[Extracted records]
************

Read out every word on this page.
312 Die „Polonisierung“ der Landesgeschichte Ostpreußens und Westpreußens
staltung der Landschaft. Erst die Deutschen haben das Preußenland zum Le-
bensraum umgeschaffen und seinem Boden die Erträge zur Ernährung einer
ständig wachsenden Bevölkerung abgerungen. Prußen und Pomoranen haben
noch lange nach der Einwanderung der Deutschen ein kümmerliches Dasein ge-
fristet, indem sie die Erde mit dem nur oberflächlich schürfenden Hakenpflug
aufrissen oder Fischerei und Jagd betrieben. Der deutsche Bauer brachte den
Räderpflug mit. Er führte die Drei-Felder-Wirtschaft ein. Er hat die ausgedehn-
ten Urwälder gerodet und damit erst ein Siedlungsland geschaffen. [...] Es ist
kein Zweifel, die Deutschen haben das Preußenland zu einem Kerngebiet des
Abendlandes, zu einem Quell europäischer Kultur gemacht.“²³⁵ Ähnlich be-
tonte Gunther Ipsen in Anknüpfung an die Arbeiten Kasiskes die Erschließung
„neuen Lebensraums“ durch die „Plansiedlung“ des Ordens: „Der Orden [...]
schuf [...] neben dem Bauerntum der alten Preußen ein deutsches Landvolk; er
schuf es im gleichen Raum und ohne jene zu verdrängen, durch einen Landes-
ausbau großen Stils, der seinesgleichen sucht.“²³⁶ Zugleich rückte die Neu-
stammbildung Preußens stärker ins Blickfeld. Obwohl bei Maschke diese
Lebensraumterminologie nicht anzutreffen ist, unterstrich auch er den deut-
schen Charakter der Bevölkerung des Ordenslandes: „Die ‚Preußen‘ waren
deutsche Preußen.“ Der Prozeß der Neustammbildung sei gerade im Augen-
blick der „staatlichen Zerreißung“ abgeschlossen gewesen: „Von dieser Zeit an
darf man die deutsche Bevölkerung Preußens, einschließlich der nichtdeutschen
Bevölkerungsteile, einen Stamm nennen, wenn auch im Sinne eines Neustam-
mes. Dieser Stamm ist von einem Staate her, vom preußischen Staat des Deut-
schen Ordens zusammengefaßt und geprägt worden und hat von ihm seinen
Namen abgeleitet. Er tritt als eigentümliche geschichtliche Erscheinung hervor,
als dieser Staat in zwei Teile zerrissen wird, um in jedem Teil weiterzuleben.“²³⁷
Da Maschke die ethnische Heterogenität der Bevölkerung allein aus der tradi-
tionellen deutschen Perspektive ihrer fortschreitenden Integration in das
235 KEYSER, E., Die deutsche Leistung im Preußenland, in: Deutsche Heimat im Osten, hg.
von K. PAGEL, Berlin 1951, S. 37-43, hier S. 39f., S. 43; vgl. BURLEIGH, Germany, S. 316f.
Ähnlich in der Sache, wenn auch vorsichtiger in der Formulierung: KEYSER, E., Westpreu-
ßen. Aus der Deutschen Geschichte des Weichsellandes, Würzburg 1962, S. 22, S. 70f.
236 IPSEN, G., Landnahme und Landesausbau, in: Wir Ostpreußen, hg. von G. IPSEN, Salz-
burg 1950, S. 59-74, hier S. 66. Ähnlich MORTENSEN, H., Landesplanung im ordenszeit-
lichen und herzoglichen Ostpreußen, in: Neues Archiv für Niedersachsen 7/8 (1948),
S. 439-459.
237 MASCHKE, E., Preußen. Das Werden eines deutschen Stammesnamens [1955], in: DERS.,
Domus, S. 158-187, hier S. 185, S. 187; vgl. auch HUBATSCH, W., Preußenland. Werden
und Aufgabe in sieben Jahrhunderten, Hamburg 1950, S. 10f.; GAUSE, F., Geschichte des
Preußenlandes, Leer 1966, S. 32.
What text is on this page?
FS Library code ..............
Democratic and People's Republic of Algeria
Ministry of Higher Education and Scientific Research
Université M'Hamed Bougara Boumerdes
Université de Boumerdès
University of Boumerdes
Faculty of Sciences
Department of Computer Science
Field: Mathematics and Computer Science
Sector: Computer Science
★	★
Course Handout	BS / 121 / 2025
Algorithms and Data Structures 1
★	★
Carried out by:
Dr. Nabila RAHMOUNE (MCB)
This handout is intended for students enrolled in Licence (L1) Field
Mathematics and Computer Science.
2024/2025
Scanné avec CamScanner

************

• [Task instructions] The listing above must be transcribed exactly, line by line.

• [The completed task]
Read out every word on this page.
312 Die „Polonisierung“ der Landesgeschichte Ostpreußens und Westpreußens
staltung der Landschaft. Erst die Deutschen haben das Preußenland zum Le-
bensraum umgeschaffen und seinem Boden die Erträge zur Ernährung einer
ständig wachsenden Bevölkerung abgerungen. Prußen und Pomoranen haben
noch lange nach der Einwanderung der Deutschen ein kümmerliches Dasein ge-
fristet, indem sie die Erde mit dem nur oberflächlich schürfenden Hakenpflug
aufrissen oder Fischerei und Jagd betrieben. Der deutsche Bauer brachte den
Räderpflug mit. Er führte die Drei-Felder-Wirtschaft ein. Er hat die ausgedehn-
ten Urwälder gerodet und damit erst ein Siedlungsland geschaffen. [...] Es ist
kein Zweifel, die Deutschen haben das Preußenland zu einem Kerngebiet des
Abendlandes, zu einem Quell europäischer Kultur gemacht.“²³⁵ Ähnlich be-
tonte Gunther Ipsen in Anknüpfung an die Arbeiten Kasiskes die Erschließung
„neuen Lebensraums“ durch die „Plansiedlung“ des Ordens: „Der Orden [...]
schuf [...] neben dem Bauerntum der alten Preußen ein deutsches Landvolk; er
schuf es im gleichen Raum und ohne jene zu verdrängen, durch einen Landes-
ausbau großen Stils, der seinesgleichen sucht.“²³⁶ Zugleich rückte die Neu-
stammbildung Preußens stärker ins Blickfeld. Obwohl bei Maschke diese
Lebensraumterminologie nicht anzutreffen ist, unterstrich auch er den deut-
schen Charakter der Bevölkerung des Ordenslandes: „Die ‚Preußen‘ waren
deutsche Preußen.“ Der Prozeß der Neustammbildung sei gerade im Augen-
blick der „staatlichen Zerreißung“ abgeschlossen gewesen: „Von dieser Zeit an
darf man die deutsche Bevölkerung Preußens, einschließlich der nichtdeutschen
Bevölkerungsteile, einen Stamm nennen, wenn auch im Sinne eines Neustam-
mes. Dieser Stamm ist von einem Staate her, vom preußischen Staat des Deut-
schen Ordens zusammengefaßt und geprägt worden und hat von ihm seinen
Namen abgeleitet. Er tritt als eigentümliche geschichtliche Erscheinung hervor,
als dieser Staat in zwei Teile zerrissen wird, um in jedem Teil weiterzuleben.“²³⁷
Da Maschke die ethnische Heterogenität der Bevölkerung allein aus der tradi-
tionellen deutschen Perspektive ihrer fortschreitenden Integration in das
235 KEYSER, E., Die deutsche Leistung im Preußenland, in: Deutsche Heimat im Osten, hg.
von K. PAGEL, Berlin 1951, S. 37-43, hier S. 39f., S. 43; vgl. BURLEIGH, Germany, S. 316f.
Ähnlich in der Sache, wenn auch vorsichtiger in der Formulierung: KEYSER, E., Westpreu-
ßen. Aus der Deutschen Geschichte des Weichsellandes, Würzburg 1962, S. 22, S. 70f.
236 IPSEN, G., Landnahme und Landesausbau, in: Wir Ostpreußen, hg. von G. IPSEN, Salz-
burg 1950, S. 59-74, hier S. 66. Ähnlich MORTENSEN, H., Landesplanung im ordenszeit-
lichen und herzoglichen Ostpreußen, in: Neues Archiv für Niedersachsen 7/8 (1948),
S. 439-459.
237 MASCHKE, E., Preußen. Das Werden eines deutschen Stammesnamens [1955], in: DERS.,
Domus, S. 158-187, hier S. 185, S. 187; vgl. auch HUBATSCH, W., Preußenland. Werden
und Aufgabe in sieben Jahrhunderten, Hamburg 1950, S. 10f.; GAUSE, F., Geschichte des
Preußenlandes, Leer 1966, S. 32.
What text is on this page?
FS Library code ..............
Democratic and People's Republic of Algeria
Ministry of Higher Education and Scientific Research
Université M'Hamed Bougara Boumerdes
Université de Boumerdès
University of Boumerdes
Faculty of Sciences
Department of Computer Science
Field: Mathematics and Computer Science
Sector: Computer Science
★	★
Course Handout	BS / 121 / 2025
Algorithms and Data Structures 1
★	★
Carried out by:
Dr. Nabila RAHMOUNE (MCB)
This handout is intended for students enrolled in Licence (L1) Field
Mathematics and Computer Science.
2024/2025
Scanné avec CamScanner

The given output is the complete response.